# AIM
Give the count of lines that include the string "this". Add nothing to it.

# DATA TO USE
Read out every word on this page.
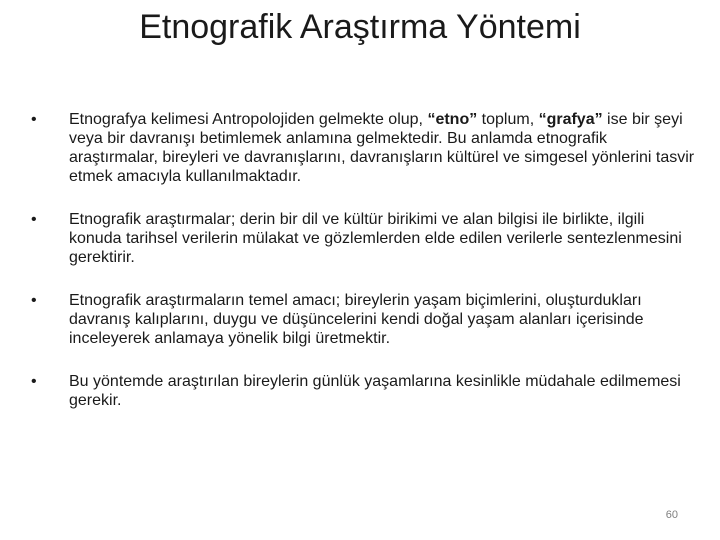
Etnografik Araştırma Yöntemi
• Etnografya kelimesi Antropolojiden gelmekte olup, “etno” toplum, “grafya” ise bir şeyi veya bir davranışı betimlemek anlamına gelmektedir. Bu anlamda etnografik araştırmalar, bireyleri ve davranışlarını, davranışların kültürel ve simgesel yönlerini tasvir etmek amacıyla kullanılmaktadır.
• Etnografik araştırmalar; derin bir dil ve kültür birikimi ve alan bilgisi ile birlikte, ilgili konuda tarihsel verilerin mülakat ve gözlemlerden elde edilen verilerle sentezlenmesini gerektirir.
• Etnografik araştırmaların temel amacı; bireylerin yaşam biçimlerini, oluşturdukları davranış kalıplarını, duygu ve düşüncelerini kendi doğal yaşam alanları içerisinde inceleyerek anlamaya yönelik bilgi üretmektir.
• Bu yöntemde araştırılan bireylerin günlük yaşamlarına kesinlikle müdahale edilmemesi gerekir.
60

* * *

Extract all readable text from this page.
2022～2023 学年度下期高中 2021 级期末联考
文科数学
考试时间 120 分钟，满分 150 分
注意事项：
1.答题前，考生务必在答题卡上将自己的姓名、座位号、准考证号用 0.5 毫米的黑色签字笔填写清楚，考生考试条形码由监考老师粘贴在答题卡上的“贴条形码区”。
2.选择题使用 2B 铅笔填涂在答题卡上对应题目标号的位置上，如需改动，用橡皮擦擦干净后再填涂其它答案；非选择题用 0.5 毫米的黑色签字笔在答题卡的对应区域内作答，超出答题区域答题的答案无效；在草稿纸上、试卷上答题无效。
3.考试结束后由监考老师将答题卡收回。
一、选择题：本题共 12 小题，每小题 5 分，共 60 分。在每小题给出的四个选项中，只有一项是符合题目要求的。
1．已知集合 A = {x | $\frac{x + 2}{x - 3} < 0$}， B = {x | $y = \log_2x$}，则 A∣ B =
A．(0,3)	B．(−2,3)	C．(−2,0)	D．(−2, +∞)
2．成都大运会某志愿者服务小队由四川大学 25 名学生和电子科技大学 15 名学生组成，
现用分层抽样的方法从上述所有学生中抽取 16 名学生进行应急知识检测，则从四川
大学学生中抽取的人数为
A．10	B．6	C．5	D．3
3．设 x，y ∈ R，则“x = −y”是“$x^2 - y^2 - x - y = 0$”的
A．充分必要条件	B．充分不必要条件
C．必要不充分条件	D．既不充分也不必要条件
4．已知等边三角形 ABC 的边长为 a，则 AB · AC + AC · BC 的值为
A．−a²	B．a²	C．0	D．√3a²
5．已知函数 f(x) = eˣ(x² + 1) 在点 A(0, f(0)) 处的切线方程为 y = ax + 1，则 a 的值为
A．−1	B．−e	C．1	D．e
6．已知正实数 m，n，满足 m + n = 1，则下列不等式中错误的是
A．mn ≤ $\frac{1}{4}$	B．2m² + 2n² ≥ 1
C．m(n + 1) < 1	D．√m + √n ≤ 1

# RESULT OF THE EXERCISE
2